--- WHAT YOU ARE ASKED TO DO ---
All entries are to be given again verbatim.

--- SUPPLIED MATERIAL ---
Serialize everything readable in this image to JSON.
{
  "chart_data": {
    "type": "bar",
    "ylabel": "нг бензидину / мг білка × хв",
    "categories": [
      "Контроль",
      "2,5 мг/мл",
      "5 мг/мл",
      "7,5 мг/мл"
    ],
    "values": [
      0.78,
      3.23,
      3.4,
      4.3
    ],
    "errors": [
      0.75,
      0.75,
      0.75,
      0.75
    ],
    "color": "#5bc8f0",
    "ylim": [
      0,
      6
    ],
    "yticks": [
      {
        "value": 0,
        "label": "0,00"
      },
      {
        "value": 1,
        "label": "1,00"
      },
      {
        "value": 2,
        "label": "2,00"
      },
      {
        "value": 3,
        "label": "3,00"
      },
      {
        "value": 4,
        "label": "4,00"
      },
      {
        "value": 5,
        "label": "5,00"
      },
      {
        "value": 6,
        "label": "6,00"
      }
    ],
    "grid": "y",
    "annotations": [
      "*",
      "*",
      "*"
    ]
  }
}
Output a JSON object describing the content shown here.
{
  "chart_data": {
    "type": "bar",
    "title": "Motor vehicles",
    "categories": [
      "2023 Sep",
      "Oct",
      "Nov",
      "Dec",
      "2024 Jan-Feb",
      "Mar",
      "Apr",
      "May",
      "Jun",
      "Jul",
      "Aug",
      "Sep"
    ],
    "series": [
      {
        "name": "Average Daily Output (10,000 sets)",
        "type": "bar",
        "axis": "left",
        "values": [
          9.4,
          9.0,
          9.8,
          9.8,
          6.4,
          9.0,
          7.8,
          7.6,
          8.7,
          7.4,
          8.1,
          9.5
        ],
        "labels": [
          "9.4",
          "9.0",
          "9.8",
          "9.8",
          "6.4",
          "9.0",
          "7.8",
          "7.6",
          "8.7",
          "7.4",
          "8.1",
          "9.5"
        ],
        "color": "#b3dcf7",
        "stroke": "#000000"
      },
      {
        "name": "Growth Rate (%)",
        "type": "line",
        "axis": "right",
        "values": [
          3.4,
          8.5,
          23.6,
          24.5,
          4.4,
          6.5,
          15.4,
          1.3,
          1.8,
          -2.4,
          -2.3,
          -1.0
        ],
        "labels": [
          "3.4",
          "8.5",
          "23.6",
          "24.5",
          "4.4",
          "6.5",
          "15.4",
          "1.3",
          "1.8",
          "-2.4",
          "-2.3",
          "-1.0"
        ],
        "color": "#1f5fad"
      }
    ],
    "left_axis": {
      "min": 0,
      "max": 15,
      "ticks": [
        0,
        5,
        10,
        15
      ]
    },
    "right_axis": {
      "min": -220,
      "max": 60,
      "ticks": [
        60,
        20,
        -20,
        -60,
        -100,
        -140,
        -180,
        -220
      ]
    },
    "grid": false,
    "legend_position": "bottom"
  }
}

--- TASK SOLUTION ---
Serialize everything readable in this image to JSON.
{
  "chart_data": {
    "type": "bar",
    "ylabel": "нг бензидину / мг білка × хв",
    "categories": [
      "Контроль",
      "2,5 мг/мл",
      "5 мг/мл",
      "7,5 мг/мл"
    ],
    "values": [
      0.78,
      3.23,
      3.4,
      4.3
    ],
    "errors": [
      0.75,
      0.75,
      0.75,
      0.75
    ],
    "color": "#5bc8f0",
    "ylim": [
      0,
      6
    ],
    "yticks": [
      {
        "value": 0,
        "label": "0,00"
      },
      {
        "value": 1,
        "label": "1,00"
      },
      {
        "value": 2,
        "label": "2,00"
      },
      {
        "value": 3,
        "label": "3,00"
      },
      {
        "value": 4,
        "label": "4,00"
      },
      {
        "value": 5,
        "label": "5,00"
      },
      {
        "value": 6,
        "label": "6,00"
      }
    ],
    "grid": "y",
    "annotations": [
      "*",
      "*",
      "*"
    ]
  }
}
Output a JSON object describing the content shown here.
{
  "chart_data": {
    "type": "bar",
    "title": "Motor vehicles",
    "categories": [
      "2023 Sep",
      "Oct",
      "Nov",
      "Dec",
      "2024 Jan-Feb",
      "Mar",
      "Apr",
      "May",
      "Jun",
      "Jul",
      "Aug",
      "Sep"
    ],
    "series": [
      {
        "name": "Average Daily Output (10,000 sets)",
        "type": "bar",
        "axis": "left",
        "values": [
          9.4,
          9.0,
          9.8,
          9.8,
          6.4,
          9.0,
          7.8,
          7.6,
          8.7,
          7.4,
          8.1,
          9.5
        ],
        "labels": [
          "9.4",
          "9.0",
          "9.8",
          "9.8",
          "6.4",
          "9.0",
          "7.8",
          "7.6",
          "8.7",
          "7.4",
          "8.1",
          "9.5"
        ],
        "color": "#b3dcf7",
        "stroke": "#000000"
      },
      {
        "name": "Growth Rate (%)",
        "type": "line",
        "axis": "right",
        "values": [
          3.4,
          8.5,
          23.6,
          24.5,
          4.4,
          6.5,
          15.4,
          1.3,
          1.8,
          -2.4,
          -2.3,
          -1.0
        ],
        "labels": [
          "3.4",
          "8.5",
          "23.6",
          "24.5",
          "4.4",
          "6.5",
          "15.4",
          "1.3",
          "1.8",
          "-2.4",
          "-2.3",
          "-1.0"
        ],
        "color": "#1f5fad"
      }
    ],
    "left_axis": {
      "min": 0,
      "max": 15,
      "ticks": [
        0,
        5,
        10,
        15
      ]
    },
    "right_axis": {
      "min": -220,
      "max": 60,
      "ticks": [
        60,
        20,
        -20,
        -60,
        -100,
        -140,
        -180,
        -220
      ]
    },
    "grid": false,
    "legend_position": "bottom"
  }
}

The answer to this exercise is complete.